Passage to read:
- - - - -

Many folks agonize over throwing or attending the perfect party, but agony is futile because, really, all Super Bowl parties feature the same things: lots of nachos, lots of beer and the following infuriating cast of characters.

The Guy Who Hasn't Paid Attention to the NFL in a Decade

He won't be able to get over the fact that the 49ers aren't in it this year and may ask if Reggie White or Walter Payton still play football. If you're bored, it's fun to make football references to him all night so he feels like he is some sort of eunuch-like non-man.

The Guy Who's in It for the Commercials

He won't pay attention to the game, but he'll shoot to the TV like a laser when the commercials come on. He'll spend the first few minutes after each commercial break--important plays or not--analyzing what everyone else just saw, routinely mentioning that "that last ad was pretty good, but not even close to the George Costanza Rold Gold ad in '98 or the P-Diddy Pepsi truck ad in '04." This guy also probably loved the Bud Bowl and will get really quiet and attentive during the ads for E.D. drugs.

The "Tomorrow Should Definitely Be a National Holiday" Guy

In this tool's view, a day when everyone's hung-over and unproductive would fit perfectly on the federal holiday ledger between the day in mid-January commemorating civil rights leader Martin Luther King Jr. and the day in mid-February commemorating Presidents Abraham Lincoln and George Washington.

The Guy Who's in a Squares Pool at Work

In a squares pool, everyone throws in a buck or two, and a couple people walk away with an extra 50 bucks. It's a friendly way to keep everyone involved, but there will always be one overly intense guy who shows up to your party with his own squares chart from work, where he bought a $250 square and--as he'll be certain to remind you--could win a ton of money if the Pats manage a field goal and a safety, and the Giants get a touchdown and a two-point conversion. You'll be able to spot him as the one furiously shouting, "Why the hell didn't they go for two?" when the Pats score a TD to go up 14-3.

- - - - -

Request:
Transcribe, word for word, the stretch of the Super Bowl party piece above from "In this tool's" through "and George Washington.".

- - - - -

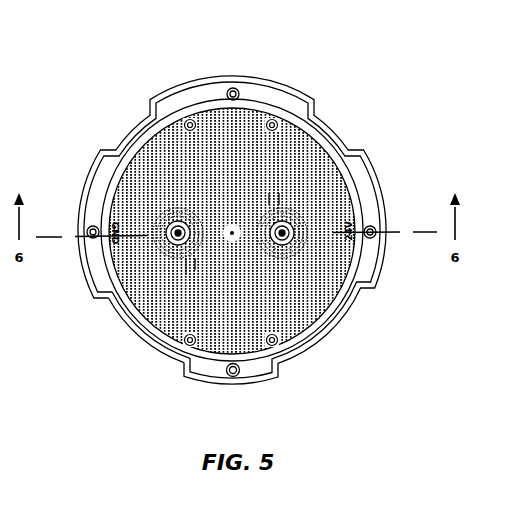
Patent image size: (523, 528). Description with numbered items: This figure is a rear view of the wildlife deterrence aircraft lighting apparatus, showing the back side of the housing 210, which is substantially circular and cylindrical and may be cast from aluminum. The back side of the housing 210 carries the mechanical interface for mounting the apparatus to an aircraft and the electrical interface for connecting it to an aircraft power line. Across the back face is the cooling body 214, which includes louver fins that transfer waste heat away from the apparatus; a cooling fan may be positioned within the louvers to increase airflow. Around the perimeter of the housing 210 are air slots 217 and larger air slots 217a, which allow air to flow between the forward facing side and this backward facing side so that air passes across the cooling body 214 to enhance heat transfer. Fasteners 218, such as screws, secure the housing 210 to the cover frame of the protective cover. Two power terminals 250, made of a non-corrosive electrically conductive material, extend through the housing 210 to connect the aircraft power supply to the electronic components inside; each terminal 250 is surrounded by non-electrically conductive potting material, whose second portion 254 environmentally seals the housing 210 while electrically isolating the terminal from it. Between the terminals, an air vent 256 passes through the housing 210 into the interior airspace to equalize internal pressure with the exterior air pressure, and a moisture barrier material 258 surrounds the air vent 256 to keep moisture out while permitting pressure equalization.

The housing 210 is at (225, 193).
The cooling body 214 is at (222, 183).
The air slots 217 is at (112, 133).
The larger air slots 217a is at (124, 339).
The fasteners 218 is at (226, 371).
The power terminals 250 is at (173, 247).
The second portion of non-electrically conductive material 254 is at (172, 237).
The air vent 256 is at (230, 232).
The moisture barrier material 258 is at (230, 238).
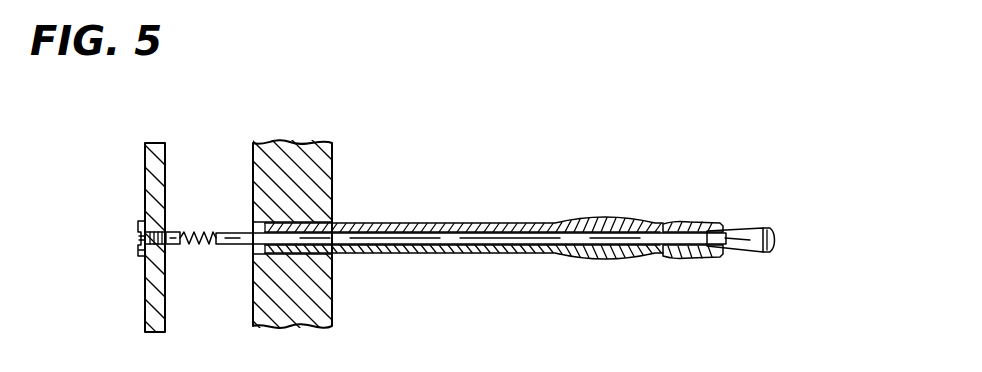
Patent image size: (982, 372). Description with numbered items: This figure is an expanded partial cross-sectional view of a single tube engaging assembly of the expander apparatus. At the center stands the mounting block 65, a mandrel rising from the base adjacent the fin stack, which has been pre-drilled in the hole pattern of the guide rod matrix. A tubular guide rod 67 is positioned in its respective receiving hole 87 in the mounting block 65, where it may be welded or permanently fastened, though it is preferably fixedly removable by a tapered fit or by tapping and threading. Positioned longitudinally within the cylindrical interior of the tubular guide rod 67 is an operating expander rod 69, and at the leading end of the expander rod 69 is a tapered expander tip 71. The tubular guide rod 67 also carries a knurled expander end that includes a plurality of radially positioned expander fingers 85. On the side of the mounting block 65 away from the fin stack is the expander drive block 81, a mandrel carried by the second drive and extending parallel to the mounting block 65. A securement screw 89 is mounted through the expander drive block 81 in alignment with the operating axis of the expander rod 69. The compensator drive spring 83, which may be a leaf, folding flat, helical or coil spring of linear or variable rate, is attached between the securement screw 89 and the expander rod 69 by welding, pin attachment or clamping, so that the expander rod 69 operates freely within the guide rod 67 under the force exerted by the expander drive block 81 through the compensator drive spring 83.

The mounting block 65 is at (325, 156).
The tubular guide rod 67 is at (506, 231).
The expander rod 69 is at (514, 255).
The tapered expander tip 71 is at (760, 220).
The expander drive block 81 is at (145, 160).
The compensator drive spring 83 is at (208, 230).
The expander fingers 85 is at (682, 202).
The receiving hole 87 is at (334, 223).
The securement screw 89 is at (137, 230).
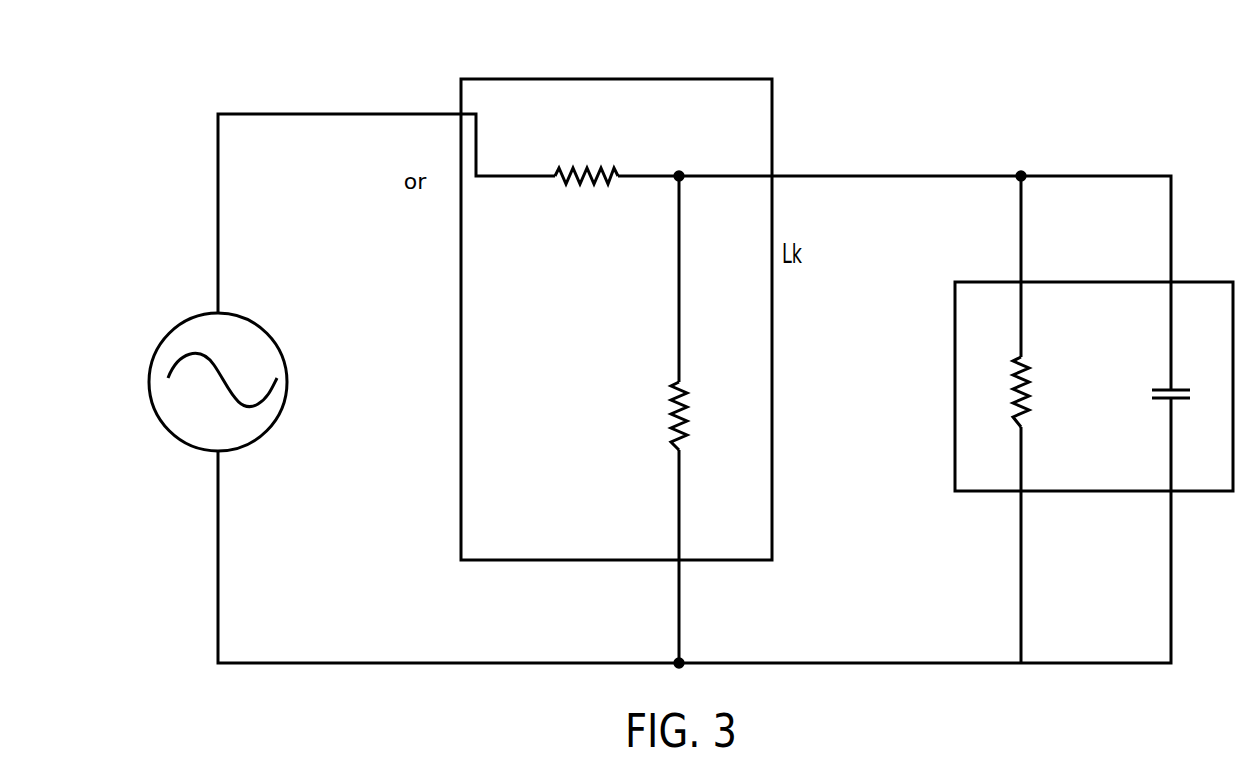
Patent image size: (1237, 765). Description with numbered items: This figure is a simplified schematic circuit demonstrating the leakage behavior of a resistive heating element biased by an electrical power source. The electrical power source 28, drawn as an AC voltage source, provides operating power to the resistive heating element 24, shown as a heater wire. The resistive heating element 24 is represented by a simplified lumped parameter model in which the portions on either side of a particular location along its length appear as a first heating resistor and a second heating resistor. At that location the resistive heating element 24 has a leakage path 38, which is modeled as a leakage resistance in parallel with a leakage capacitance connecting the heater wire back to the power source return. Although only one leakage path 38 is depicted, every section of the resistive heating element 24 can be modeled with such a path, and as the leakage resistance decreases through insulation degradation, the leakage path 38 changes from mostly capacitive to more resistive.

The resistive heating element 24 is at (613, 89).
The electrical power source 28 is at (162, 430).
The leakage path 38 is at (1092, 299).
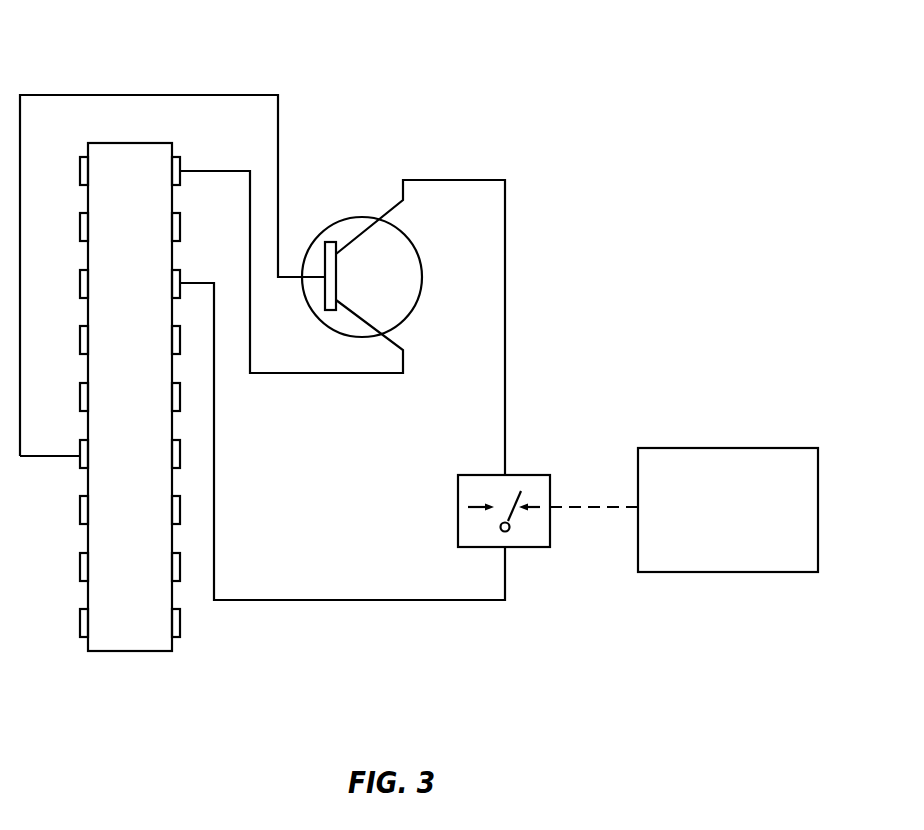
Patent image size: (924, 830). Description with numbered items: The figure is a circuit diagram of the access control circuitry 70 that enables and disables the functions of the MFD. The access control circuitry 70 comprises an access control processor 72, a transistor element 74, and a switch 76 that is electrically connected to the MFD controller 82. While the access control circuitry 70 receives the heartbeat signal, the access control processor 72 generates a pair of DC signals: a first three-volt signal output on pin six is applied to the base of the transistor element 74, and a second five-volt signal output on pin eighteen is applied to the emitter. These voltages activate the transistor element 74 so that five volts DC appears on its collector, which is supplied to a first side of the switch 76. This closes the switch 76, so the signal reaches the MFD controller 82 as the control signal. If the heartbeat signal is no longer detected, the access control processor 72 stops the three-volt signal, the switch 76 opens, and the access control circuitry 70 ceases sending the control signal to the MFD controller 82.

The access control circuitry 70 is at (548, 98).
The access control processor 72 is at (123, 652).
The transistor element 74 is at (363, 218).
The switch 76 is at (532, 475).
The MFD controller 82 is at (728, 510).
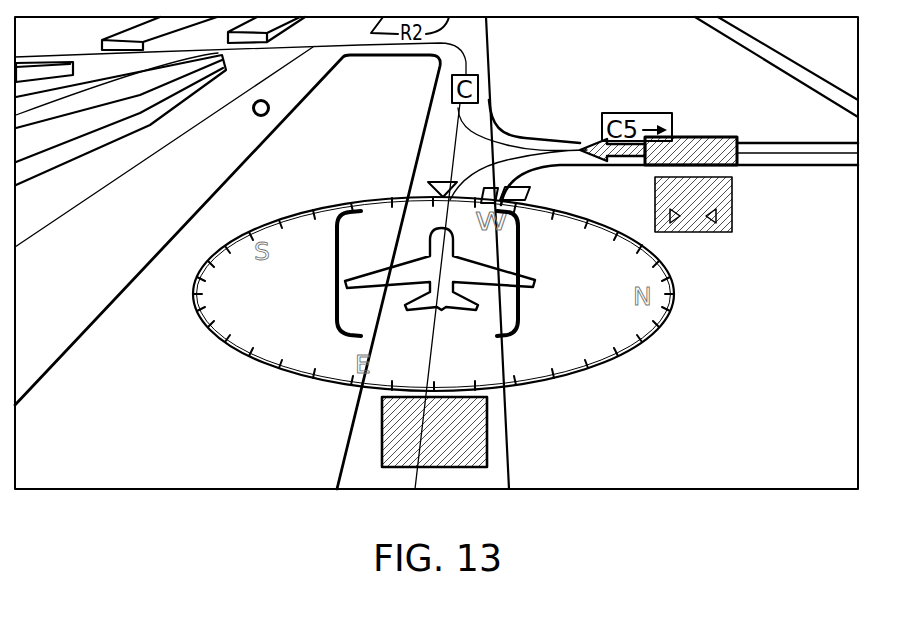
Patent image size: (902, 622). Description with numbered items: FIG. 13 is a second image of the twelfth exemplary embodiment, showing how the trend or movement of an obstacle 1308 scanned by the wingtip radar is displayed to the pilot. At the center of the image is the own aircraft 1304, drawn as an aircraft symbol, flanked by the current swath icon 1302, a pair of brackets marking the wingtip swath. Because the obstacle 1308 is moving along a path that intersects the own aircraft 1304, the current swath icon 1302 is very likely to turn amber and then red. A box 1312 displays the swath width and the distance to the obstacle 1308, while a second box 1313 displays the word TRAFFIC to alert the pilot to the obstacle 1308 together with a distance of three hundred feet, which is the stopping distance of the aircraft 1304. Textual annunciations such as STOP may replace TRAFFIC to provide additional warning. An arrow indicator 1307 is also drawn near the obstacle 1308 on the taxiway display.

The current swath icon 1302 is at (336, 277).
The own aircraft 1304 is at (430, 237).
The taxiway direction arrow indicator 1307 is at (590, 146).
The obstacle 1308 is at (705, 136).
The box 1312 is at (708, 193).
The box 1313 is at (488, 431).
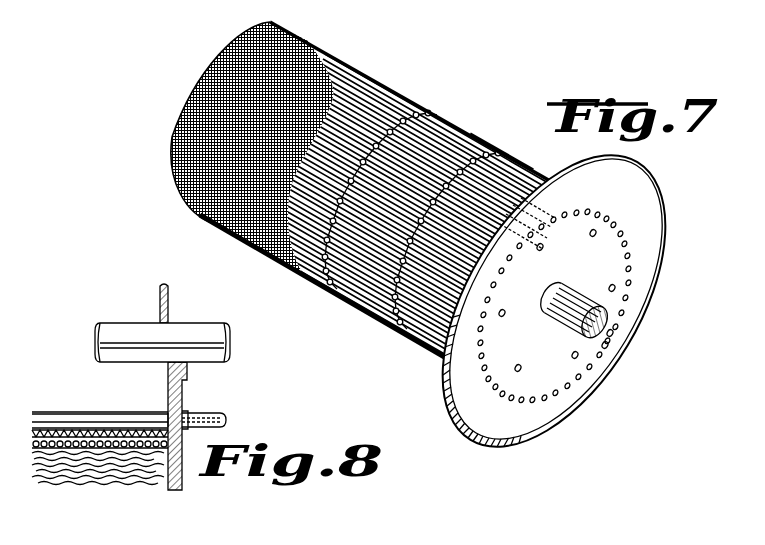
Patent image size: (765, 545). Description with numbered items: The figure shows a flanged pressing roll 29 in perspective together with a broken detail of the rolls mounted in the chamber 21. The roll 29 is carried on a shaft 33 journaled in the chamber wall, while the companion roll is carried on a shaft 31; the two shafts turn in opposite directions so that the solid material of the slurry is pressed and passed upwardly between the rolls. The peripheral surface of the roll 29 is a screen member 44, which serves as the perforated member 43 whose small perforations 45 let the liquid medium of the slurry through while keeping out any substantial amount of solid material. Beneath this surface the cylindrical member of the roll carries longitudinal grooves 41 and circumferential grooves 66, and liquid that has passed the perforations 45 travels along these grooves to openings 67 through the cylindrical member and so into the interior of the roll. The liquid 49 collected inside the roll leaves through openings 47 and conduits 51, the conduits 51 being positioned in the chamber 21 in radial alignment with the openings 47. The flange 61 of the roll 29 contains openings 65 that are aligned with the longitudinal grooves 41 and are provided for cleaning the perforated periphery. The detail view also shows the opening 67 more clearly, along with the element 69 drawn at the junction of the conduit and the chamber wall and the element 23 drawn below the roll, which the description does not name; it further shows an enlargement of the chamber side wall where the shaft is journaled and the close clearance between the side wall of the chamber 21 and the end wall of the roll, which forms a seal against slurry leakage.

In FIG. 7, the screen member 44 is at (340, 57).
In FIG. 7, the pressing roll 29 is at (413, 99).
In FIG. 7, the longitudinal grooves 41 is at (393, 206).
In FIG. 8, the longitudinal grooves 41 is at (53, 436).
In FIG. 7, the circumferential grooves 66 is at (493, 147).
In FIG. 7, the openings 67 is at (358, 298).
In FIG. 8, the openings 67 is at (135, 432).
In FIG. 7, the flange 61 is at (654, 243).
In FIG. 7, the openings 65 is at (595, 207).
In FIG. 7, the openings 47 is at (591, 237).
In FIG. 8, the openings 47 is at (166, 418).
In FIG. 7, the shaft 33 is at (557, 292).
In FIG. 8, the chamber 21 is at (184, 404).
In FIG. 8, the shaft 31 is at (200, 332).
In FIG. 8, the conduits 51 is at (212, 416).
In FIG. 8, the fitting 69 is at (188, 427).
In FIG. 8, the liquid 49 is at (60, 423).
In FIG. 8, the perforations 45 is at (108, 447).
In FIG. 8, the perforated member 43 is at (70, 448).
In FIG. 8, the liquid 23 is at (145, 477).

- - - - -

Response to the exercise:
In this tool's view, a day when everyone's hung-over and unproductive would fit perfectly on the federal holiday ledger between the day in mid-January commemorating civil rights leader Martin Luther King Jr. and the day in mid-February commemorating Presidents Abraham Lincoln and George Washington.